WORK REQUIRED:
Output nothing but the lines from the line with "Output the text content of this document." through the end of the listing below, both ends included.
** begin SUPPLIED RECORDS **
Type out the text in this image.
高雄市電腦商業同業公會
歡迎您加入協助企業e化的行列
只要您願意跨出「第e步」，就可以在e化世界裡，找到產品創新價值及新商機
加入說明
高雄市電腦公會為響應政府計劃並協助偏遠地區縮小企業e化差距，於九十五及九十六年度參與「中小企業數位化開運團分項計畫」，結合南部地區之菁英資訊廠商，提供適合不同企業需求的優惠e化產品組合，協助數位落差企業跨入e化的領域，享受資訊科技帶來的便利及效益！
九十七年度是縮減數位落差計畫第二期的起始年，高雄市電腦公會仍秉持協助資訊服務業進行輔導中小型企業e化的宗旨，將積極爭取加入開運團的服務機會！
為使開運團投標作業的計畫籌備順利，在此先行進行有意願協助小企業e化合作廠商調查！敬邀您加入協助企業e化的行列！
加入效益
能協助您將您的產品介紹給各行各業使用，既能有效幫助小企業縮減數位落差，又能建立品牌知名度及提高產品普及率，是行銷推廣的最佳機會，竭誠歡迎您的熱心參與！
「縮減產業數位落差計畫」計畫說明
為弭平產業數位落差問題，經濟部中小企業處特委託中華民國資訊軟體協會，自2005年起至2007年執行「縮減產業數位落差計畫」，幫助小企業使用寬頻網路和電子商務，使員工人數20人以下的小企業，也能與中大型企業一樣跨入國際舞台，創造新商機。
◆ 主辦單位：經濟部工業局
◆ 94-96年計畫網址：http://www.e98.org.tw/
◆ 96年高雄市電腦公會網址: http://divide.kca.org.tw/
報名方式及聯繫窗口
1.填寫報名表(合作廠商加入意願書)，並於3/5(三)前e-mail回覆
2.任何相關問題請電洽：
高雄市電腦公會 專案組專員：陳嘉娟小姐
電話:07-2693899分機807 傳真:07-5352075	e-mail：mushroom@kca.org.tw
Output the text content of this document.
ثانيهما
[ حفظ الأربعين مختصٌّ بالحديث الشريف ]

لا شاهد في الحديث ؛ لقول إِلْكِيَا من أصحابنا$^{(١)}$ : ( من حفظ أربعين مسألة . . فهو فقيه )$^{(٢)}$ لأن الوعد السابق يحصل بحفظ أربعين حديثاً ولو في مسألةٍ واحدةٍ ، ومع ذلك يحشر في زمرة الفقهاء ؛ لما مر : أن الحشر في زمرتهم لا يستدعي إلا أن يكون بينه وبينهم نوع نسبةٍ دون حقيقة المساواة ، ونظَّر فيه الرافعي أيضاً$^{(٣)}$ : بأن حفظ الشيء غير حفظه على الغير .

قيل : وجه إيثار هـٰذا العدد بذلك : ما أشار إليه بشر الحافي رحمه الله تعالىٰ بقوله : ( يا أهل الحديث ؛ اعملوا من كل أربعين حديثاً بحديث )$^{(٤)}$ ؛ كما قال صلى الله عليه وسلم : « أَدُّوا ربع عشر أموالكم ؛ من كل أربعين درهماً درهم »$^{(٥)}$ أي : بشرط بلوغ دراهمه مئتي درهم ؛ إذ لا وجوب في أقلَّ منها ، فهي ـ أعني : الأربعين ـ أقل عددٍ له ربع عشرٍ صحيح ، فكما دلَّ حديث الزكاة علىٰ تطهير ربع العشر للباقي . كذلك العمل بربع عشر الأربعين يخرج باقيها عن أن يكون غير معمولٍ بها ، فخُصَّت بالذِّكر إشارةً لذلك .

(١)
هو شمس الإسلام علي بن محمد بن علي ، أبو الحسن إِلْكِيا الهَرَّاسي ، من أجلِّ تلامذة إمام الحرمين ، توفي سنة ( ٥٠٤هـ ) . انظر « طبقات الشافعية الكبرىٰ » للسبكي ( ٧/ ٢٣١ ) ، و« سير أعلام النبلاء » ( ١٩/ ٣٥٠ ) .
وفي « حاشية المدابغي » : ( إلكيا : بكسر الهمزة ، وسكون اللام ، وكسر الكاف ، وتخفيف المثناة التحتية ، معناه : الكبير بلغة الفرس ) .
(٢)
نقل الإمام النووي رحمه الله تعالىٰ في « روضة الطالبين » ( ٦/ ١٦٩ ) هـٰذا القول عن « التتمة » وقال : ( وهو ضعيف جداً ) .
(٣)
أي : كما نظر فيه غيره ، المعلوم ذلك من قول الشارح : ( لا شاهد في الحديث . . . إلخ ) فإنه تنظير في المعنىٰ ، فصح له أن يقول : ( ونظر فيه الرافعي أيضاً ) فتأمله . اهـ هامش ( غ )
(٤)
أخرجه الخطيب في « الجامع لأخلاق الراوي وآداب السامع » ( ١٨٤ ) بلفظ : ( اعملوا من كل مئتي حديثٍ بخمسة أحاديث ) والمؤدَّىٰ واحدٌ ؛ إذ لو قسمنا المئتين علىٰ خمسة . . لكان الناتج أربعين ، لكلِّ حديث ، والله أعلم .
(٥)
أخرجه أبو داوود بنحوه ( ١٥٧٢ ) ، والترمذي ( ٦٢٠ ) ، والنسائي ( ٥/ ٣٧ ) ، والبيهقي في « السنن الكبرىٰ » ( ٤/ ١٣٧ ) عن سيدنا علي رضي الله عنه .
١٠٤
** end SUPPLIED RECORDS **
SOLUTION TO THIS PROBLEM:
Output the text content of this document.
ثانيهما
[ حفظ الأربعين مختصٌّ بالحديث الشريف ]

لا شاهد في الحديث ؛ لقول إِلْكِيَا من أصحابنا$^{(١)}$ : ( من حفظ أربعين مسألة . . فهو فقيه )$^{(٢)}$ لأن الوعد السابق يحصل بحفظ أربعين حديثاً ولو في مسألةٍ واحدةٍ ، ومع ذلك يحشر في زمرة الفقهاء ؛ لما مر : أن الحشر في زمرتهم لا يستدعي إلا أن يكون بينه وبينهم نوع نسبةٍ دون حقيقة المساواة ، ونظَّر فيه الرافعي أيضاً$^{(٣)}$ : بأن حفظ الشيء غير حفظه على الغير .

قيل : وجه إيثار هـٰذا العدد بذلك : ما أشار إليه بشر الحافي رحمه الله تعالىٰ بقوله : ( يا أهل الحديث ؛ اعملوا من كل أربعين حديثاً بحديث )$^{(٤)}$ ؛ كما قال صلى الله عليه وسلم : « أَدُّوا ربع عشر أموالكم ؛ من كل أربعين درهماً درهم »$^{(٥)}$ أي : بشرط بلوغ دراهمه مئتي درهم ؛ إذ لا وجوب في أقلَّ منها ، فهي ـ أعني : الأربعين ـ أقل عددٍ له ربع عشرٍ صحيح ، فكما دلَّ حديث الزكاة علىٰ تطهير ربع العشر للباقي . كذلك العمل بربع عشر الأربعين يخرج باقيها عن أن يكون غير معمولٍ بها ، فخُصَّت بالذِّكر إشارةً لذلك .

(١)
هو شمس الإسلام علي بن محمد بن علي ، أبو الحسن إِلْكِيا الهَرَّاسي ، من أجلِّ تلامذة إمام الحرمين ، توفي سنة ( ٥٠٤هـ ) . انظر « طبقات الشافعية الكبرىٰ » للسبكي ( ٧/ ٢٣١ ) ، و« سير أعلام النبلاء » ( ١٩/ ٣٥٠ ) .
وفي « حاشية المدابغي » : ( إلكيا : بكسر الهمزة ، وسكون اللام ، وكسر الكاف ، وتخفيف المثناة التحتية ، معناه : الكبير بلغة الفرس ) .
(٢)
نقل الإمام النووي رحمه الله تعالىٰ في « روضة الطالبين » ( ٦/ ١٦٩ ) هـٰذا القول عن « التتمة » وقال : ( وهو ضعيف جداً ) .
(٣)
أي : كما نظر فيه غيره ، المعلوم ذلك من قول الشارح : ( لا شاهد في الحديث . . . إلخ ) فإنه تنظير في المعنىٰ ، فصح له أن يقول : ( ونظر فيه الرافعي أيضاً ) فتأمله . اهـ هامش ( غ )
(٤)
أخرجه الخطيب في « الجامع لأخلاق الراوي وآداب السامع » ( ١٨٤ ) بلفظ : ( اعملوا من كل مئتي حديثٍ بخمسة أحاديث ) والمؤدَّىٰ واحدٌ ؛ إذ لو قسمنا المئتين علىٰ خمسة . . لكان الناتج أربعين ، لكلِّ حديث ، والله أعلم .
(٥)
أخرجه أبو داوود بنحوه ( ١٥٧٢ ) ، والترمذي ( ٦٢٠ ) ، والنسائي ( ٥/ ٣٧ ) ، والبيهقي في « السنن الكبرىٰ » ( ٤/ ١٣٧ ) عن سيدنا علي رضي الله عنه .
١٠٤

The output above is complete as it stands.